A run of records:
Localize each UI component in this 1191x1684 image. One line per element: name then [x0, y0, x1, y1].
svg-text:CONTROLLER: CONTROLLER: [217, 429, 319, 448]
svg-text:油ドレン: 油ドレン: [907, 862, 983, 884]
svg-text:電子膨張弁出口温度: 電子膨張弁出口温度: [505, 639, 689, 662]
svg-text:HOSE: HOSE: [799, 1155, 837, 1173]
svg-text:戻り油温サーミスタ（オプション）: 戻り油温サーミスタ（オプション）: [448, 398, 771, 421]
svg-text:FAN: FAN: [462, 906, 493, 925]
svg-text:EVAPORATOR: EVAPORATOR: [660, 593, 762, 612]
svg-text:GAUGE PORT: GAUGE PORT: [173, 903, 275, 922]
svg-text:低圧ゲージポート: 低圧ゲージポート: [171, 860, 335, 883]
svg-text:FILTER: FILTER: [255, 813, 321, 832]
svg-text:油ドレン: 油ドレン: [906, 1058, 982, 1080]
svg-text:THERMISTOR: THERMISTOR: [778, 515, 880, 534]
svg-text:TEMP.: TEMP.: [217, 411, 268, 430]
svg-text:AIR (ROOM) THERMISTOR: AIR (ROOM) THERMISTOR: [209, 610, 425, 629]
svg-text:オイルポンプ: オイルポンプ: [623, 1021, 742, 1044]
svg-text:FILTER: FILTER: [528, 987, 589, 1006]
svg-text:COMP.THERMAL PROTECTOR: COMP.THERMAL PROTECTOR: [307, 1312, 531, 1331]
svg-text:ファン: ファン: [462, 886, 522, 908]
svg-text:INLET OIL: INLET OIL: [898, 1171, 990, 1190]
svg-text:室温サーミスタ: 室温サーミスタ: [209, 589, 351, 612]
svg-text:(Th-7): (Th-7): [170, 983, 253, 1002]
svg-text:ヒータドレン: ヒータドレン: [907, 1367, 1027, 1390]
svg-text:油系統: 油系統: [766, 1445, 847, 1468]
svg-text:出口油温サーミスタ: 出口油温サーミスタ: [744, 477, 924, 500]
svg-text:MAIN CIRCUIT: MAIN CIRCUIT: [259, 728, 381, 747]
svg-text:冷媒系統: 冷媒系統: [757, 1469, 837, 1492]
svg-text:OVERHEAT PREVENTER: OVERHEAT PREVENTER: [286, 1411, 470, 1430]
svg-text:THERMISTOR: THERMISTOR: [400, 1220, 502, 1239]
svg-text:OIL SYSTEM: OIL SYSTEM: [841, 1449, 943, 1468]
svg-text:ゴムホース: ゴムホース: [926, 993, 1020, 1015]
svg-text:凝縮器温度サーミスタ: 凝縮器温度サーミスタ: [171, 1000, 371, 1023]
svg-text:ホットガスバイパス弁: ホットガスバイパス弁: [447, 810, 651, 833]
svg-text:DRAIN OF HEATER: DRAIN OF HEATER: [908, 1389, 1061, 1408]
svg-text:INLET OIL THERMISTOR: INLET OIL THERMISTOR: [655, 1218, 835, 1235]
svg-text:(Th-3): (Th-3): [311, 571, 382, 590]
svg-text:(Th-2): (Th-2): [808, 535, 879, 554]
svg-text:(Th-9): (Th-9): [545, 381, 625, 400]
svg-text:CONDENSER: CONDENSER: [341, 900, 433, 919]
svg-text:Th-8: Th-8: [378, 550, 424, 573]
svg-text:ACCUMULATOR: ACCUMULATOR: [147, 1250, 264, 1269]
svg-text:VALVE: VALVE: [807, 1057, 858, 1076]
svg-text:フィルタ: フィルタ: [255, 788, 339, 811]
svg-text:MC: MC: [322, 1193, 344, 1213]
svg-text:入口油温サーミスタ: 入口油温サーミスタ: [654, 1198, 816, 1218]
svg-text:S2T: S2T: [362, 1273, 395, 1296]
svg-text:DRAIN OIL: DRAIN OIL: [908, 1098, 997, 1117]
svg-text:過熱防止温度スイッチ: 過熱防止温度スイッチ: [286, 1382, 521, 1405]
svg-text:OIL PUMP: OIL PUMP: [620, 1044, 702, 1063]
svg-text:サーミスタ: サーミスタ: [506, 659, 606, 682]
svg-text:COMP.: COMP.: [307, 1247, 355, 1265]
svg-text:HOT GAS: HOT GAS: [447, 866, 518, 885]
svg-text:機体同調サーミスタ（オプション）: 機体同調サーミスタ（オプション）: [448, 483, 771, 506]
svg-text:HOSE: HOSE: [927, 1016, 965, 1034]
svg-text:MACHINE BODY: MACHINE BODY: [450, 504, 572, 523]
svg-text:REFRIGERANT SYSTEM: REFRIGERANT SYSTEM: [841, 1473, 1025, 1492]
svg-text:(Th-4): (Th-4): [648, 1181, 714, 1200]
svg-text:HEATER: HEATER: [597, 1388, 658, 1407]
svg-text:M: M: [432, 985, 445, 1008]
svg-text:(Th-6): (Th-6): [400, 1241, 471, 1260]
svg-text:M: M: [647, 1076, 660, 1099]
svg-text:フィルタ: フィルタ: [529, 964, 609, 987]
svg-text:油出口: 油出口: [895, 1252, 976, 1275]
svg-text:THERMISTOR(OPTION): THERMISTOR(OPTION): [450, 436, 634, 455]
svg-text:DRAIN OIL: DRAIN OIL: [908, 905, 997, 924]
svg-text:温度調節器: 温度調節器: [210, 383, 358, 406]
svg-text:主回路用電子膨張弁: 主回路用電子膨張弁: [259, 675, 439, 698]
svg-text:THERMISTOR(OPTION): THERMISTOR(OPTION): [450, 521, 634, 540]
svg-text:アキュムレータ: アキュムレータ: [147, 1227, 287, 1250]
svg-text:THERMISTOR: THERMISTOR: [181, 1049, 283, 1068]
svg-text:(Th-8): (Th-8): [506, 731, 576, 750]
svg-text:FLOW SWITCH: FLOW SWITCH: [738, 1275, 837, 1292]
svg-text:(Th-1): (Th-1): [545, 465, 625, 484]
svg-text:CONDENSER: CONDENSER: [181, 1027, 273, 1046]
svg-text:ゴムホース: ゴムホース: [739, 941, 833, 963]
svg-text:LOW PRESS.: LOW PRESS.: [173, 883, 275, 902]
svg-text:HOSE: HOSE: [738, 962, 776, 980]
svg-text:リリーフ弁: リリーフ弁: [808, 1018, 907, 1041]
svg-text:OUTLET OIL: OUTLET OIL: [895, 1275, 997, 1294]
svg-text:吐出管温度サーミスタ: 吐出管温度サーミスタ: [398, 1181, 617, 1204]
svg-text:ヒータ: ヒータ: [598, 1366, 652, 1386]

The task -> Rewrite the rows from the start through the line containing "svg-text:TEMP.: TEMP.: [217, 411, 268, 430]", replacing "THERMISTOR" with "SENSOR" and leaving everything else unchanged.

Reply to the task ->
Localize each UI component in this 1191x1684 image. One line per element: name then [x0, y0, x1, y1].
svg-text:CONTROLLER: CONTROLLER: [217, 429, 319, 448]
svg-text:油ドレン: 油ドレン: [907, 862, 983, 884]
svg-text:電子膨張弁出口温度: 電子膨張弁出口温度: [505, 639, 689, 662]
svg-text:HOSE: HOSE: [799, 1155, 837, 1173]
svg-text:戻り油温サーミスタ（オプション）: 戻り油温サーミスタ（オプション）: [448, 398, 771, 421]
svg-text:FAN: FAN: [462, 906, 493, 925]
svg-text:EVAPORATOR: EVAPORATOR: [660, 593, 762, 612]
svg-text:GAUGE PORT: GAUGE PORT: [173, 903, 275, 922]
svg-text:低圧ゲージポート: 低圧ゲージポート: [171, 860, 335, 883]
svg-text:FILTER: FILTER: [255, 813, 321, 832]
svg-text:油ドレン: 油ドレン: [906, 1058, 982, 1080]
svg-text:SENSOR: SENSOR: [778, 515, 880, 534]
svg-text:TEMP.: TEMP.: [217, 411, 268, 430]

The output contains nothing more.